• [STATED EXERCISE] Quote all entries in full, exactly.
::::
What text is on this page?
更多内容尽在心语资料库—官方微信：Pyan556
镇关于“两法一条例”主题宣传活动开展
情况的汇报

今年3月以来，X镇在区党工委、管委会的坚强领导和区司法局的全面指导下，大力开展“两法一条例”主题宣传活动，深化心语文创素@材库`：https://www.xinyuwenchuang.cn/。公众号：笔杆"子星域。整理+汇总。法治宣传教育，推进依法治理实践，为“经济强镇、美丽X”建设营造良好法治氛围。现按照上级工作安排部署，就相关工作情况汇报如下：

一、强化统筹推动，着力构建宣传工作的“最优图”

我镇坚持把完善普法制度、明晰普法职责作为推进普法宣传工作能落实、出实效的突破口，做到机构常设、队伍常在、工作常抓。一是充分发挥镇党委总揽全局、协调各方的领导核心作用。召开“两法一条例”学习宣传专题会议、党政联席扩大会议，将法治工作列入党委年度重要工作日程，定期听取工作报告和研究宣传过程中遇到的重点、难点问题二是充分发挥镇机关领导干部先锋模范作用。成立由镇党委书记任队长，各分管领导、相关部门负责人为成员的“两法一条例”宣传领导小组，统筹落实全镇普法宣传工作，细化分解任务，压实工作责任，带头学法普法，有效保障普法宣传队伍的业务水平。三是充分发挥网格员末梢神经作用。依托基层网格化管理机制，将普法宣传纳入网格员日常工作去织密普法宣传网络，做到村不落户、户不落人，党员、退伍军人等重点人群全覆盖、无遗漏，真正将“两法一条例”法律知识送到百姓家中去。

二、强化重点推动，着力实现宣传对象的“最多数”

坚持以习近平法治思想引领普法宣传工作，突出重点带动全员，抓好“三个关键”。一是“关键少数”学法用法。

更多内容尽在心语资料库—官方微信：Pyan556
::::
• [COMPLETE ANSWER]
What text is on this page?
更多内容尽在心语资料库—官方微信：Pyan556
镇关于“两法一条例”主题宣传活动开展
情况的汇报

今年3月以来，X镇在区党工委、管委会的坚强领导和区司法局的全面指导下，大力开展“两法一条例”主题宣传活动，深化心语文创素@材库`：https://www.xinyuwenchuang.cn/。公众号：笔杆"子星域。整理+汇总。法治宣传教育，推进依法治理实践，为“经济强镇、美丽X”建设营造良好法治氛围。现按照上级工作安排部署，就相关工作情况汇报如下：

一、强化统筹推动，着力构建宣传工作的“最优图”

我镇坚持把完善普法制度、明晰普法职责作为推进普法宣传工作能落实、出实效的突破口，做到机构常设、队伍常在、工作常抓。一是充分发挥镇党委总揽全局、协调各方的领导核心作用。召开“两法一条例”学习宣传专题会议、党政联席扩大会议，将法治工作列入党委年度重要工作日程，定期听取工作报告和研究宣传过程中遇到的重点、难点问题二是充分发挥镇机关领导干部先锋模范作用。成立由镇党委书记任队长，各分管领导、相关部门负责人为成员的“两法一条例”宣传领导小组，统筹落实全镇普法宣传工作，细化分解任务，压实工作责任，带头学法普法，有效保障普法宣传队伍的业务水平。三是充分发挥网格员末梢神经作用。依托基层网格化管理机制，将普法宣传纳入网格员日常工作去织密普法宣传网络，做到村不落户、户不落人，党员、退伍军人等重点人群全覆盖、无遗漏，真正将“两法一条例”法律知识送到百姓家中去。

二、强化重点推动，着力实现宣传对象的“最多数”

坚持以习近平法治思想引领普法宣传工作，突出重点带动全员，抓好“三个关键”。一是“关键少数”学法用法。

更多内容尽在心语资料库—官方微信：Pyan556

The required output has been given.